Directive:
Restate the full set of records exactly, word for word.

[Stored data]
****************

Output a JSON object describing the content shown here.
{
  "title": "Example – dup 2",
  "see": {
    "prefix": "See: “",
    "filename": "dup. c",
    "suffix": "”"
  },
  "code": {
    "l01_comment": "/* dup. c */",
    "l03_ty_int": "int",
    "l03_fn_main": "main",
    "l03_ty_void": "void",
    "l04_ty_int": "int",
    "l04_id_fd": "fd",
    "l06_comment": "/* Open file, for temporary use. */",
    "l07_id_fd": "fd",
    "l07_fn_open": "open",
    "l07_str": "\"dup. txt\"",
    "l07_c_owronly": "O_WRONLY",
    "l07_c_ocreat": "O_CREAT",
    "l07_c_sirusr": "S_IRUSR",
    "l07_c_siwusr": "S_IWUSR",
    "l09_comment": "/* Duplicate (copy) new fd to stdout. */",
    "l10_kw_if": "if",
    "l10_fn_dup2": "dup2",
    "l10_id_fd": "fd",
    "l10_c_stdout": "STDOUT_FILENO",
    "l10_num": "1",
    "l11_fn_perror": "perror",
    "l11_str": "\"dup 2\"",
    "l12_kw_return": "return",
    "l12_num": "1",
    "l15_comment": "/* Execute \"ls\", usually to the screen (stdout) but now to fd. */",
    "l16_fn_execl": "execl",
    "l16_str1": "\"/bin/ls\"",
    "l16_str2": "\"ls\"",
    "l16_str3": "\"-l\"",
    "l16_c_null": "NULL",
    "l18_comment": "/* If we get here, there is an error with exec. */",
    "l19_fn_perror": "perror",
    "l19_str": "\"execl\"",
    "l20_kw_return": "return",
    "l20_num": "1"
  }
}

****************

Final result:
Output a JSON object describing the content shown here.
{
  "title": "Example – dup 2",
  "see": {
    "prefix": "See: “",
    "filename": "dup. c",
    "suffix": "”"
  },
  "code": {
    "l01_comment": "/* dup. c */",
    "l03_ty_int": "int",
    "l03_fn_main": "main",
    "l03_ty_void": "void",
    "l04_ty_int": "int",
    "l04_id_fd": "fd",
    "l06_comment": "/* Open file, for temporary use. */",
    "l07_id_fd": "fd",
    "l07_fn_open": "open",
    "l07_str": "\"dup. txt\"",
    "l07_c_owronly": "O_WRONLY",
    "l07_c_ocreat": "O_CREAT",
    "l07_c_sirusr": "S_IRUSR",
    "l07_c_siwusr": "S_IWUSR",
    "l09_comment": "/* Duplicate (copy) new fd to stdout. */",
    "l10_kw_if": "if",
    "l10_fn_dup2": "dup2",
    "l10_id_fd": "fd",
    "l10_c_stdout": "STDOUT_FILENO",
    "l10_num": "1",
    "l11_fn_perror": "perror",
    "l11_str": "\"dup 2\"",
    "l12_kw_return": "return",
    "l12_num": "1",
    "l15_comment": "/* Execute \"ls\", usually to the screen (stdout) but now to fd. */",
    "l16_fn_execl": "execl",
    "l16_str1": "\"/bin/ls\"",
    "l16_str2": "\"ls\"",
    "l16_str3": "\"-l\"",
    "l16_c_null": "NULL",
    "l18_comment": "/* If we get here, there is an error with exec. */",
    "l19_fn_perror": "perror",
    "l19_str": "\"execl\"",
    "l20_kw_return": "return",
    "l20_num": "1"
  }
}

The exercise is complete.